- _O QUE PRODUZIR_: Reproduza em forma de lista numerada as linhas dos itens abaixo, sem as linhas em branco: comece pela linha que contém "565, 195, 619]" e pare depois da linha que contém "Find all labels, buttons, inputs, and", incluindo as duas.

───── LINHAS DE DADOS

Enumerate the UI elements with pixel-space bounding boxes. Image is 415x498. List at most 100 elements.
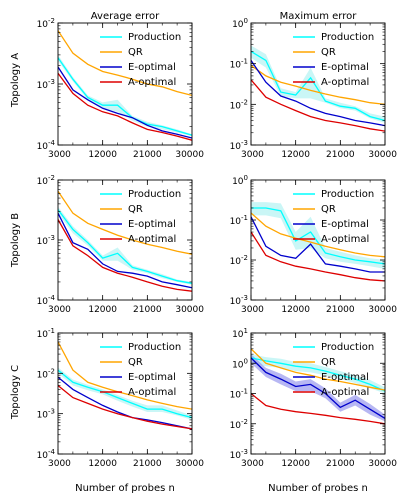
legend-label-qr: QR [321,357,336,368]
x-tick-label: 3000 [48,459,71,469]
legend-label-qr: QR [321,204,336,215]
y-tick-label: 10-3 [230,448,248,461]
x-tick-label: 30000 [175,305,204,315]
x-tick-label: 21000 [326,459,355,469]
y-tick-label: 10-4 [37,294,56,307]
plot-frame [250,179,386,301]
x-tick-label: 21000 [133,305,162,315]
legend-label-production: Production [128,189,181,200]
plot-area [251,202,385,282]
legend-label-qr: QR [128,204,143,215]
x-tick-label: 12000 [281,150,310,160]
x-tick-label: 21000 [133,150,162,160]
x-tick-label: 12000 [88,305,117,315]
y-tick-label: 10-2 [37,17,55,30]
legend-label-qr: QR [321,47,336,58]
legend-label-e-optimal: E-optimal [128,372,176,383]
x-tick-label: 21000 [326,150,355,160]
x-tick-label: 30000 [368,459,397,469]
plot-area [58,30,192,141]
x-tick-label: 3000 [241,305,264,315]
legend: Production QR E-optimal A-optimal [293,189,374,245]
y-tick-label: 10-3 [37,234,55,247]
series-line-a-optimal [58,72,192,141]
series-line-e-optimal [251,357,385,419]
y-tick-label: 10-3 [37,78,55,91]
x-tick-label: 30000 [368,305,397,315]
y-tick-label: 10-2 [37,367,55,380]
panel-0: 10-4 10-3 10-2 3000 12000 21000 30000 Productio… [37,17,205,160]
series-line-e-optimal [251,216,385,273]
x-tick-label: 3000 [241,459,264,469]
series-line-qr [58,190,192,255]
legend-label-production: Production [321,342,374,353]
legend-label-production: Production [321,189,374,200]
series-line-e-optimal [58,212,192,289]
panel-5: 10-3 10-2 10-1 100 101 3000 12000 21000 30000 Pro… [230,327,398,469]
y-tick-label: 10-3 [230,139,248,152]
legend: Production QR E-optimal A-optimal [100,189,181,245]
band-e-optimal [251,354,385,422]
series-line-a-optimal [251,79,385,132]
legend-label-a-optimal: A-optimal [321,387,369,398]
legend-label-a-optimal: A-optimal [128,77,176,88]
panel-1: 10-3 10-2 10-1 100 3000 12000 21000 30000 Produc… [230,17,398,160]
band-production [251,45,385,123]
row-label-topology-a: Topology A [10,53,21,108]
x-tick-label: 21000 [133,459,162,469]
y-tick-label: 10-3 [37,408,55,421]
row-label-topology-b: Topology B [10,213,21,268]
series-line-qr [251,212,385,258]
legend-label-e-optimal: E-optimal [128,62,176,73]
panels: 10-4 10-3 10-2 3000 12000 21000 30000 Productio… [37,17,398,469]
panel-4: 10-4 10-3 10-2 10-1 3000 12000 21000 30000 Produ… [37,327,205,469]
column-title-maximum: Maximum error [280,11,358,22]
plot-area [251,348,385,425]
legend: Production QR E-optimal A-optimal [293,342,374,398]
y-tick-label: 10-2 [230,418,248,431]
y-tick-label: 10-1 [37,327,55,340]
legend-label-production: Production [321,32,374,43]
x-tick-label: 12000 [88,150,117,160]
legend-label-qr: QR [128,47,143,58]
series-line-qr [251,64,385,105]
series-line-qr [58,341,192,410]
legend-label-a-optimal: A-optimal [128,234,176,245]
row-label-topology-c: Topology C [10,365,21,420]
legend-label-e-optimal: E-optimal [321,372,369,383]
legend: Production QR E-optimal A-optimal [100,342,181,398]
legend-label-e-optimal: E-optimal [321,62,369,73]
plot-area [58,190,192,292]
x-tick-label: 3000 [48,305,71,315]
y-tick-label: 10-1 [230,214,248,227]
band-production [58,367,192,420]
x-tick-label: 30000 [175,459,204,469]
series-line-e-optimal [58,376,192,430]
xlabel-right: Number of probes n [268,483,368,494]
series-line-qr [58,30,192,97]
series-line-production [251,357,385,392]
y-tick-label: 10-2 [37,174,55,187]
y-tick-label: 100 [232,357,248,370]
y-tick-label: 100 [232,174,248,187]
y-tick-label: 10-2 [230,254,248,267]
plot-area [58,341,192,430]
y-tick-label: 10-4 [37,139,56,152]
x-tick-label: 30000 [368,150,397,160]
series-line-production [58,57,192,136]
legend-label-qr: QR [128,357,143,368]
panel-3: 10-3 10-2 10-1 100 3000 12000 21000 30000 Produc… [230,174,398,315]
legend: Production QR E-optimal A-optimal [293,32,374,88]
legend-label-a-optimal: A-optimal [321,234,369,245]
plot-frame [250,22,386,146]
legend-label-e-optimal: E-optimal [321,219,369,230]
x-tick-label: 3000 [241,150,264,160]
series-line-production [251,207,385,265]
band-production [58,54,192,137]
legend: Production QR E-optimal A-optimal [100,32,181,88]
series-line-a-optimal [58,384,192,430]
plot-frame [57,332,193,455]
y-tick-label: 10-3 [230,294,248,307]
series-line-qr [251,348,385,391]
legend-label-e-optimal: E-optimal [128,219,176,230]
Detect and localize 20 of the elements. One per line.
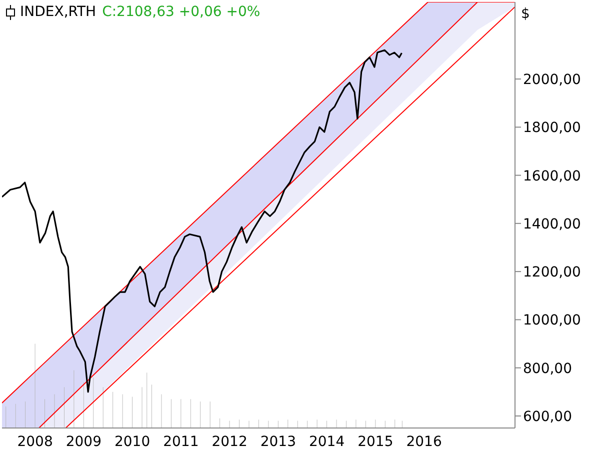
x-tick-label: 2013 (260, 434, 296, 450)
y-tick-label: 1000,00 (523, 312, 581, 329)
x-tick-label: 2009 (66, 434, 102, 450)
y-tick-label: 1400,00 (523, 216, 581, 232)
y-tick-label: 600,00 (523, 408, 572, 425)
x-tick-label: 2008 (17, 434, 53, 450)
y-tick-label: 800,00 (523, 360, 572, 377)
x-tick-label: 2011 (163, 434, 199, 450)
y-tick-label: 1600,00 (523, 168, 581, 184)
y-tick-label: 2000,00 (523, 72, 581, 88)
y-tick-label: 1200,00 (523, 264, 581, 281)
x-tick-label: 2012 (212, 434, 248, 450)
chart-title: INDEX,RTH (20, 4, 96, 20)
y-tick-label: 1800,00 (523, 120, 581, 136)
y-axis-title: $ (521, 6, 530, 22)
x-tick-label: 2015 (358, 434, 394, 450)
x-tick-label: 2010 (114, 434, 150, 450)
x-tick-label: 2016 (406, 434, 442, 450)
x-tick-label: 2014 (309, 434, 345, 450)
chart-subtitle: C:2108,63 +0,06 +0% (102, 4, 260, 20)
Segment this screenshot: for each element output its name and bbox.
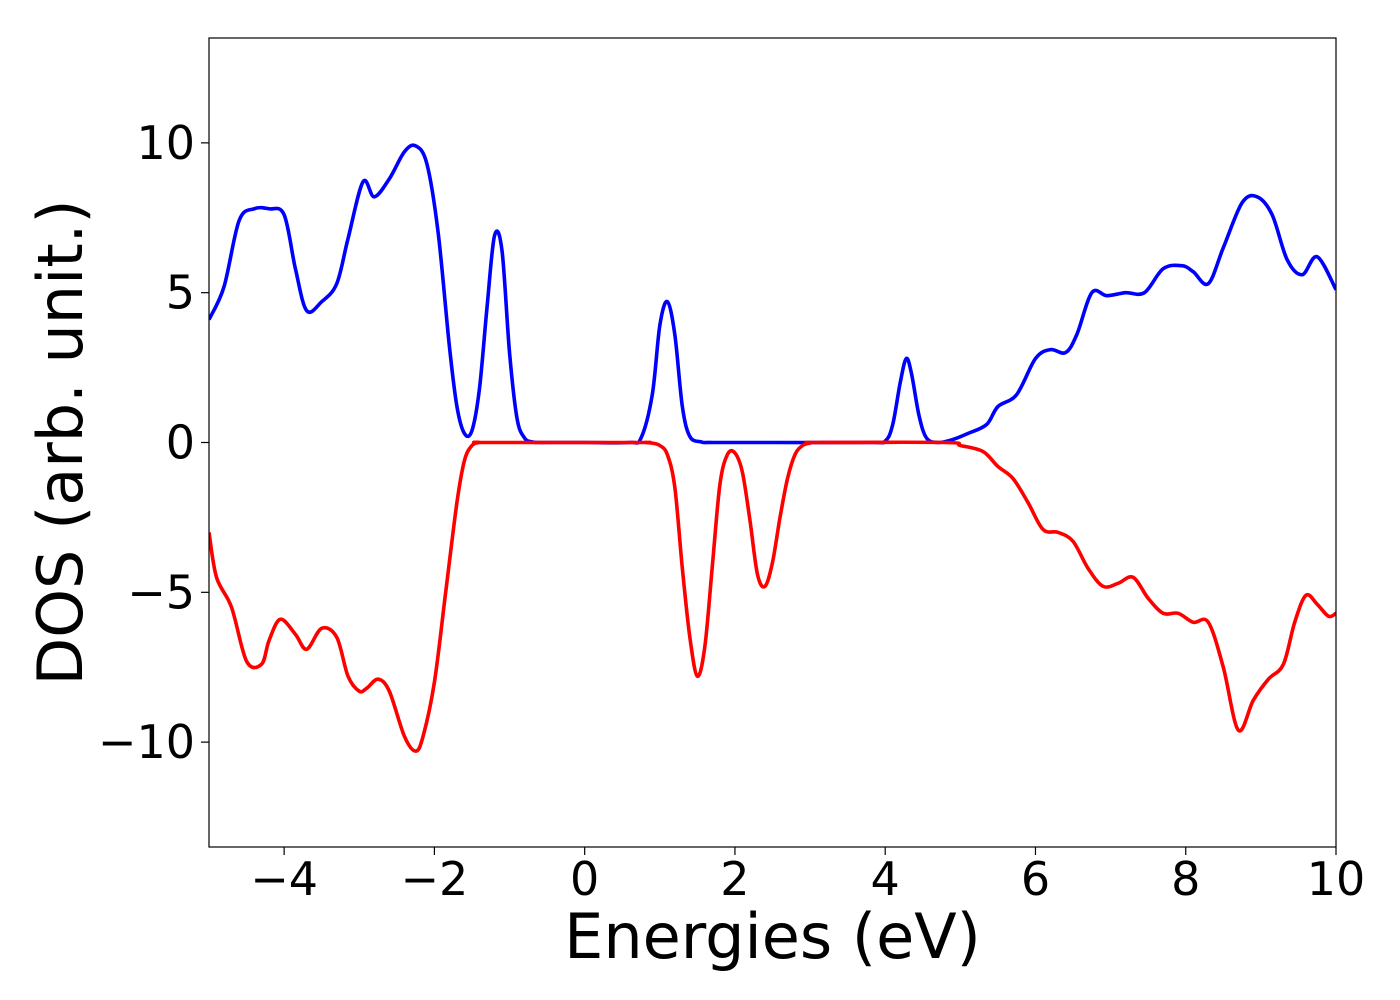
y-tick-label: −5	[127, 565, 195, 619]
x-tick-label: 4	[871, 852, 900, 906]
y-tick-label: 0	[166, 416, 195, 470]
x-tick-label: 0	[570, 852, 599, 906]
y-tick-label: 10	[136, 116, 195, 170]
x-axis-label: Energies (eV)	[564, 900, 981, 973]
x-tick-label: −4	[250, 852, 318, 906]
y-tick-label: 5	[166, 266, 195, 320]
x-axis-ticks: −4 −2 0 2 4 6 8 10	[250, 847, 1365, 906]
y-tick-label: −10	[98, 715, 195, 769]
series-layer	[209, 143, 1336, 753]
x-tick-label: 6	[1021, 852, 1050, 906]
y-axis-label: DOS (arb. unit.)	[24, 199, 97, 685]
y-axis-ticks: −10 −5 0 5 10	[98, 116, 209, 769]
x-tick-label: −2	[400, 852, 468, 906]
series-line-red	[209, 440, 1336, 753]
series-line-blue	[209, 143, 1336, 445]
x-tick-label: 10	[1307, 852, 1366, 906]
x-tick-label: 2	[720, 852, 749, 906]
x-tick-label: 8	[1171, 852, 1200, 906]
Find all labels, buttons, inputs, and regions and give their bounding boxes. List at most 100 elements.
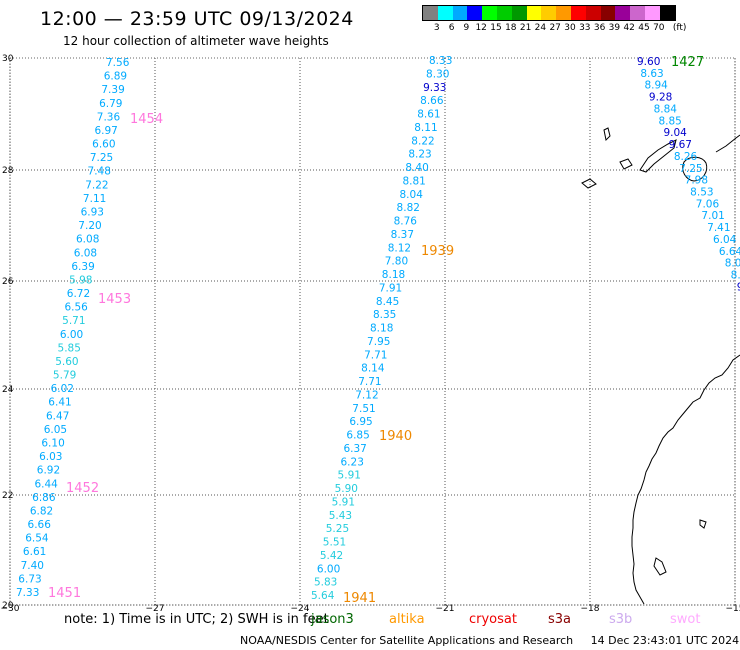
wave-height-value: 8.85	[658, 115, 681, 127]
x-tick-label: −27	[146, 604, 165, 614]
wave-height-value: 8.35	[731, 270, 740, 282]
legend-label: 39	[608, 23, 621, 33]
wave-height-value: 6.97	[94, 125, 117, 137]
wave-height-value: 9.28	[649, 92, 672, 104]
wave-height-value: 8.18	[370, 323, 393, 335]
legend-label: 18	[505, 23, 517, 33]
wave-height-value: 7.48	[88, 166, 111, 178]
pass-time-label: 1452	[66, 481, 99, 496]
wave-height-value: 8.11	[414, 122, 437, 134]
wave-height-value: 5.91	[332, 496, 355, 508]
legend-label: (ft)	[672, 23, 687, 33]
legend-label: 12	[475, 23, 487, 33]
canary-island-la-palma	[603, 127, 611, 142]
wave-height-value: 7.95	[367, 336, 390, 348]
wave-height-value: 6.37	[343, 443, 366, 455]
wave-height-value: 7.91	[379, 282, 402, 294]
wave-height-value: 6.66	[28, 519, 52, 531]
legend-swatch	[526, 6, 542, 20]
legend-swatch	[630, 6, 645, 20]
wave-height-value: 8.94	[644, 80, 668, 92]
wave-height-value: 7.39	[101, 84, 124, 96]
x-tick-label: −15	[726, 604, 740, 614]
wave-height-value: 6.89	[104, 71, 127, 83]
wave-height-value: 6.08	[76, 234, 99, 246]
wave-height-value: 6.00	[317, 563, 340, 575]
y-tick-label: 30	[2, 54, 14, 64]
legend-swatch	[644, 6, 660, 20]
wave-height-value: 8.18	[382, 269, 405, 281]
legend-label: 36	[593, 23, 606, 33]
wave-height-value: 7.36	[97, 111, 121, 123]
wave-height-value: 7.25	[90, 152, 113, 164]
legend-color-bar	[422, 5, 676, 21]
canary-island-el-hierro	[581, 178, 597, 189]
wave-height-value: 6.82	[30, 505, 53, 517]
wave-height-value: 6.92	[37, 465, 60, 477]
canary-island-gran-canaria	[682, 156, 708, 182]
wave-height-value: 7.80	[385, 256, 408, 268]
legend-label: 42	[623, 23, 635, 33]
wave-height-value: 6.41	[48, 397, 71, 409]
x-tick-label: −18	[581, 604, 600, 614]
legend-label: 70	[653, 23, 665, 33]
wave-height-value: 5.25	[326, 523, 349, 535]
wave-height-value: 8.76	[394, 216, 418, 228]
wave-height-value: 8.53	[690, 187, 713, 199]
legend-swatch	[615, 6, 631, 20]
wave-height-value: 8.33	[429, 55, 452, 67]
coast-detail-1	[699, 519, 707, 529]
canary-island-tenerife	[639, 139, 677, 173]
pass-time-label: 1941	[343, 591, 376, 606]
legend-label: 24	[534, 23, 547, 33]
wave-height-value: 6.72	[67, 288, 90, 300]
wave-height-value: 8.63	[640, 68, 663, 80]
legend-label: 15	[490, 23, 502, 33]
y-tick-label: 28	[2, 166, 14, 176]
wave-height-value: 6.61	[23, 546, 46, 558]
wave-height-value: 9.67	[669, 139, 692, 151]
wave-height-value: 5.90	[335, 483, 358, 495]
wave-height-value: 8.81	[402, 175, 425, 187]
pass-time-label: 1939	[421, 244, 454, 259]
color-legend: 3 6 9 12 15 18 21 24 27 30 33 36 39 42 45 70 (ft)	[422, 5, 686, 33]
wave-height-value: 6.95	[349, 416, 372, 428]
canary-island-la-gomera	[619, 158, 633, 170]
pass-time-label: 1940	[379, 429, 412, 444]
wave-height-value: 6.60	[92, 139, 115, 151]
wave-height-value: 8.30	[426, 68, 449, 80]
legend-swatch	[437, 6, 453, 20]
wave-height-value: 7.06	[696, 198, 720, 210]
wave-height-value: 5.60	[55, 356, 78, 368]
wave-height-value: 9.04	[663, 127, 687, 139]
wave-height-value: 6.86	[32, 492, 56, 504]
legend-swatch	[585, 6, 601, 20]
x-tick-label: −24	[291, 604, 310, 614]
wave-height-value: 6.04	[713, 234, 737, 246]
wave-height-value: 5.64	[311, 590, 335, 602]
wave-height-value: 7.12	[355, 389, 378, 401]
african-coastline	[631, 354, 740, 605]
satellite-legend-item: s3a	[548, 612, 572, 627]
wave-height-value: 9.60	[637, 56, 660, 68]
satellite-legend-item: cryosat	[469, 612, 517, 627]
map-grid	[9, 57, 736, 606]
units-note: note: 1) Time is in UTC; 2) SWH is in fe…	[64, 612, 329, 627]
pass-time-label: 1427	[671, 55, 704, 70]
wave-height-value: 6.02	[51, 383, 74, 395]
wave-height-value: 6.08	[74, 247, 97, 259]
wave-height-value: 7.11	[83, 193, 106, 205]
legend-swatch	[541, 6, 557, 20]
wave-height-value: 6.73	[18, 573, 41, 585]
wave-height-value: 5.51	[323, 537, 346, 549]
wave-height-value: 5.83	[314, 577, 337, 589]
wave-height-value: 6.47	[46, 410, 69, 422]
wave-track: 7.56 6.897.39 6.797.36 6.97 6.607.25 7.487.22…	[16, 57, 163, 601]
legend-swatch	[556, 6, 571, 20]
wave-height-value: 7.01	[701, 210, 724, 222]
wave-height-value: 8.45	[376, 296, 399, 308]
satellite-legend-item: altika	[389, 612, 425, 627]
wave-height-value: 7.25	[679, 163, 702, 175]
wave-height-value: 8.12	[388, 242, 411, 254]
legend-swatch	[482, 6, 497, 20]
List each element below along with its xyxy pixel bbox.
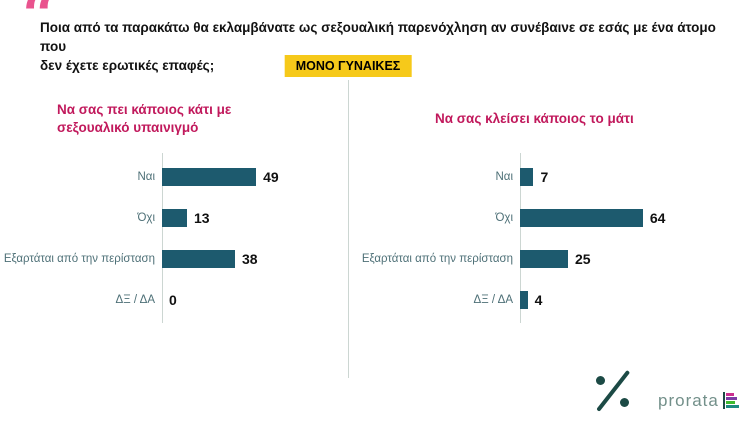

──────────

- _RESPOSTA DO EXERCÍCIO_:
1. y-tick-label: −5	[127, 565, 195, 619]
2. x-tick-label: 4	[871, 852, 900, 906]
3. y-tick-label: 0	[166, 416, 195, 470]
4. x-tick-label: 0	[570, 852, 599, 906]
5. y-tick-label: 10	[136, 116, 195, 170]
6. x-axis-label: Energies (eV)	[564, 900, 981, 973]
7. x-tick-label: −4	[250, 852, 318, 906]
8. y-tick-label: 5	[166, 266, 195, 320]
9. x-axis-ticks: −4 −2 0 2 4 6 8 10	[250, 847, 1365, 906]
10. y-tick-label: −10	[98, 715, 195, 769]
11. series-layer	[209, 143, 1336, 753]
12. x-tick-label: 6	[1021, 852, 1050, 906]
13. y-axis-label: DOS (arb. unit.)	[24, 199, 97, 685]
14. y-axis-ticks: −10 −5 0 5 10	[98, 116, 209, 769]
15. x-tick-label: −2	[400, 852, 468, 906]
16. series-line-red	[209, 440, 1336, 753]
17. series-line-blue	[209, 143, 1336, 445]
18. x-tick-label: 10	[1307, 852, 1366, 906]
19. x-tick-label: 2	[720, 852, 749, 906]
20. x-tick-label: 8	[1171, 852, 1200, 906]
21. Find all labels, buttons, inputs, and regions and give their bounding boxes. List at most 100 elements.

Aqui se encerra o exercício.